#### SOURCE PASSAGE:
▼
[SOLVED] VM doesn't start and locks up Unraid


Endy

Recommended Posts

I've recently switched hardware and so I've started to create a new Windows 10 vm from scratch to make sure that I can get passthrough working. It looks like there are 2 problems. If I try to start the vm with passed through usb, the vm doesn't start and then it locks up the whole Unraid server. If I try to start the vm with just the video card passed through and not the usb, I don't seem to be getting any video.

 

Hardware specs in sig. This is the only video card in the system and I am trying to passthrough a motherboard usb controller. They are both in their own groups.
▲
#### SOURCE MATERIAL:
▼
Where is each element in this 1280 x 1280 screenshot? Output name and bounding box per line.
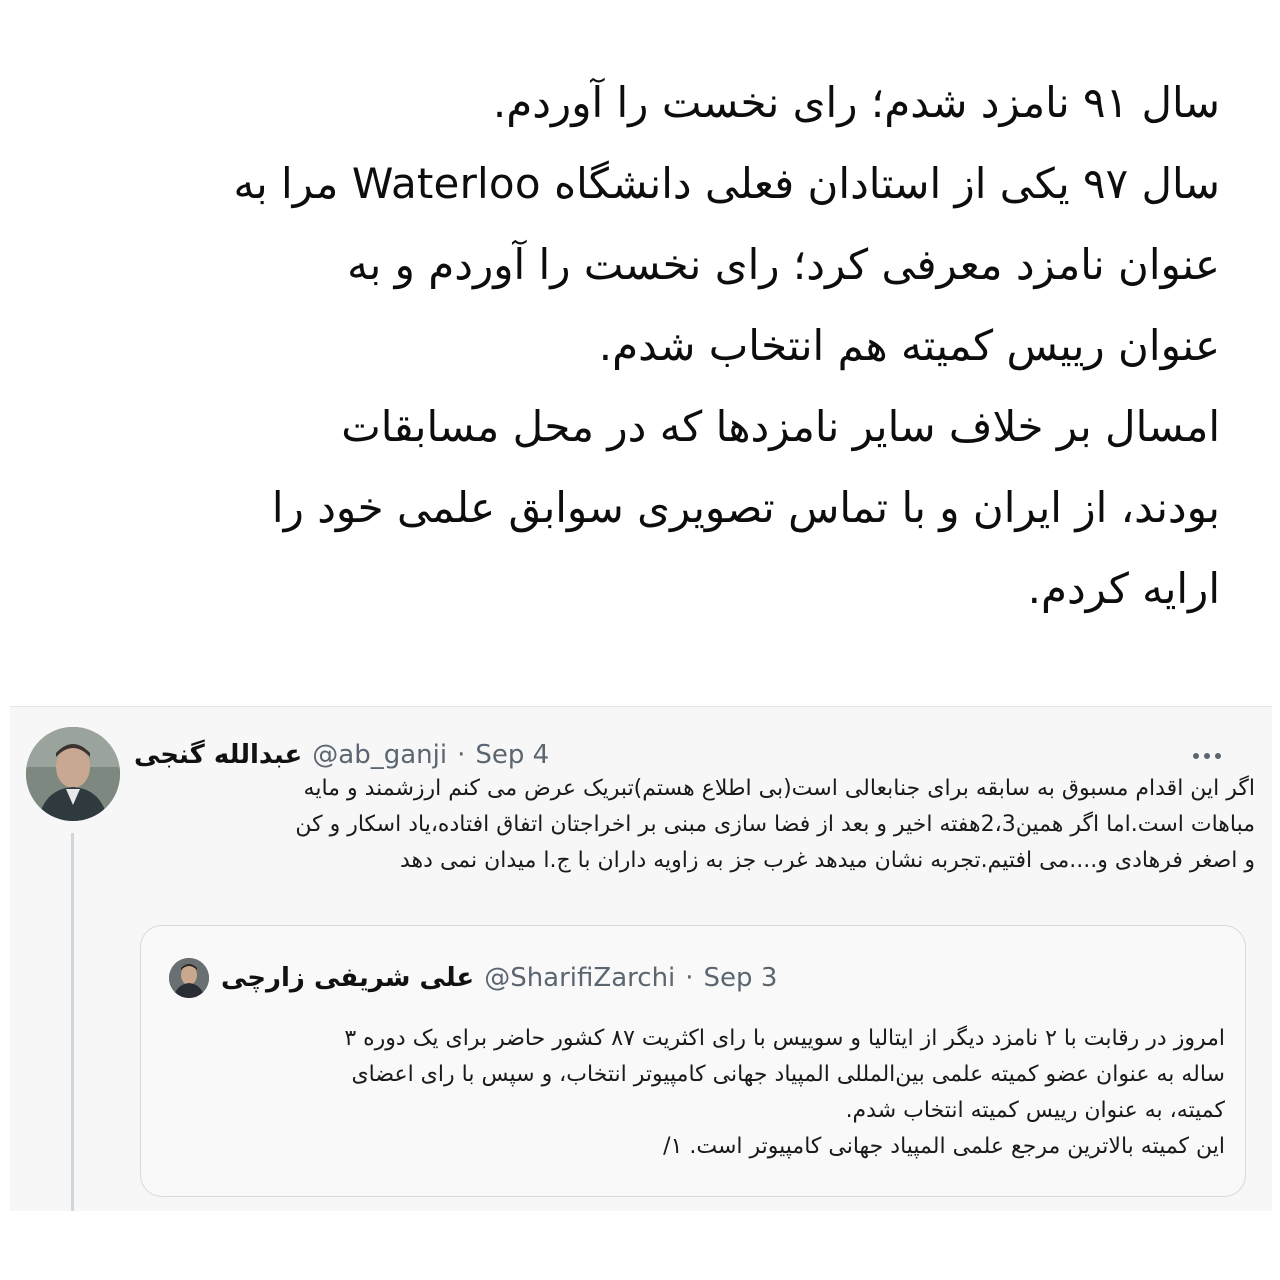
▲
#### WHAT YOU NEED TO DO:
In the forum post about the VM that locks up Unraid, condense the paragraph beginning "I've recently switched hardware" into a short bulleted list that keeps its main facts.

#### RESULT:
- After switching hardware, the writer is building a new Windows 10 VM from scratch to get passthrough working.
- With USB passed through, the VM fails to start and the whole Unraid server locks up.
- With only the video card passed through and no USB, there appears to be no video.